▸ **DIRECTIONS**
From the listing below, pull out the lines that hold "subsequently".

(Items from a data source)
BEGIN
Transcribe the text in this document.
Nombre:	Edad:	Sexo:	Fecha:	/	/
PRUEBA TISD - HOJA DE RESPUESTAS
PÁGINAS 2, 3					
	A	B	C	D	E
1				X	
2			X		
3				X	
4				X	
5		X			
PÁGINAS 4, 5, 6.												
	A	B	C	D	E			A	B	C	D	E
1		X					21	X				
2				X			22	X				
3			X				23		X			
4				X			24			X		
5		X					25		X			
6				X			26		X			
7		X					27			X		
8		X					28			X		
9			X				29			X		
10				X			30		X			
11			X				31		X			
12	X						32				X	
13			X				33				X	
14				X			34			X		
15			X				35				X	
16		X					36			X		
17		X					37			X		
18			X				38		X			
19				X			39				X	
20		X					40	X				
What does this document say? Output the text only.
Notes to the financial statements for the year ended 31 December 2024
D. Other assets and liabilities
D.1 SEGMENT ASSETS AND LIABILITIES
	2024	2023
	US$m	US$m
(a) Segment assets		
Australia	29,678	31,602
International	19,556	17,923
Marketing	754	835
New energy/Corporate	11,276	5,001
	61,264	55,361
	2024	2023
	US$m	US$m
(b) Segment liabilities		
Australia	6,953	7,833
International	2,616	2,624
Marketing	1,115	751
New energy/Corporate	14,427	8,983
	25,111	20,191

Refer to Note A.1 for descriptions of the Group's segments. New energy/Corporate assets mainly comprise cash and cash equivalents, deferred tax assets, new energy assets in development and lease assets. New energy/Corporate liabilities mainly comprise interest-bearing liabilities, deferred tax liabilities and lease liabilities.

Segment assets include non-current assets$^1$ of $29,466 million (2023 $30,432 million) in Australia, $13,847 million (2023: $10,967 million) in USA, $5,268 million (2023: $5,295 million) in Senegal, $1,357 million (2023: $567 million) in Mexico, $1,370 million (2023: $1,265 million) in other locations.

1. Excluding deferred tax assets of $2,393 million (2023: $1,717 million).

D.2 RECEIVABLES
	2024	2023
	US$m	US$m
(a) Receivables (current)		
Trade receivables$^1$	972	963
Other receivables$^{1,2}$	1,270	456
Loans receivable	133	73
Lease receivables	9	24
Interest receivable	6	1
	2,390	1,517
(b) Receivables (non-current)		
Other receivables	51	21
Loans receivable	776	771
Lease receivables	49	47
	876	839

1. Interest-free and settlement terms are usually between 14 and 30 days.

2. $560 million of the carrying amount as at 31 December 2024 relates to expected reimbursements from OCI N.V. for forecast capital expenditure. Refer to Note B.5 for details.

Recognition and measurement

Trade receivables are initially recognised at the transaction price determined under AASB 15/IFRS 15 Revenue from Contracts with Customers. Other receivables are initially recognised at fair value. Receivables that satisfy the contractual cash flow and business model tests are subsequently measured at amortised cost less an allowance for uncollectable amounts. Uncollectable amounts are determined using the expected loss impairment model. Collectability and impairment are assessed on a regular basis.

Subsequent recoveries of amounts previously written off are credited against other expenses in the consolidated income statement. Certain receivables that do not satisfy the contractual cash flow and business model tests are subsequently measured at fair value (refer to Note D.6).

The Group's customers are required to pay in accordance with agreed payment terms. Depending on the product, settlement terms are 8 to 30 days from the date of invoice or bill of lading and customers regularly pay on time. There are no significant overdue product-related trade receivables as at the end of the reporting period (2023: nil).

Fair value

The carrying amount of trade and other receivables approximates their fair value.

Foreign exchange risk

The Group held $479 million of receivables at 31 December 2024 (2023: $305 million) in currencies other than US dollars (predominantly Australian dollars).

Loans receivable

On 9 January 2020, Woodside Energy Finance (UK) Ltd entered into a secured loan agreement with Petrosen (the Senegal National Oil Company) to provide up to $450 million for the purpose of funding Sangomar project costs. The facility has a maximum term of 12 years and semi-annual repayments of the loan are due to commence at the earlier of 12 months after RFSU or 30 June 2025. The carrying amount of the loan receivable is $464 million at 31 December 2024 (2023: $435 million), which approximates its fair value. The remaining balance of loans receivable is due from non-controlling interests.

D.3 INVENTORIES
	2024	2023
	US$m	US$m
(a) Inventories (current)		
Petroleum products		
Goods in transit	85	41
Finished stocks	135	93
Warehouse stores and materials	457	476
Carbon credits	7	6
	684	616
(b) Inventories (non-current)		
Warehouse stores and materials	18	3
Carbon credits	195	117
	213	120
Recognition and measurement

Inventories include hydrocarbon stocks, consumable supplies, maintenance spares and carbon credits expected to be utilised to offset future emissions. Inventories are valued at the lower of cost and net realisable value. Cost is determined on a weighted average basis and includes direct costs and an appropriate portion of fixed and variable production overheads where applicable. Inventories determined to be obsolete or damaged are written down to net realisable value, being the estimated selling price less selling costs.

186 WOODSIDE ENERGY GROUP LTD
END
▸ **RESULT FOR THIS EXERCISE**
Trade receivables are initially recognised at the transaction price determined under AASB 15/IFRS 15 Revenue from Contracts with Customers. Other receivables are initially recognised at fair value. Receivables that satisfy the contractual cash flow and business model tests are subsequently measured at amortised cost less an allowance for uncollectable amounts. Uncollectable amounts are determined using the expected loss impairment model. Collectability and impairment are assessed on a regular basis.
Subsequent recoveries of amounts previously written off are credited against other expenses in the consolidated income statement. Certain receivables that do not satisfy the contractual cash flow and business model tests are subsequently measured at fair value (refer to Note D.6).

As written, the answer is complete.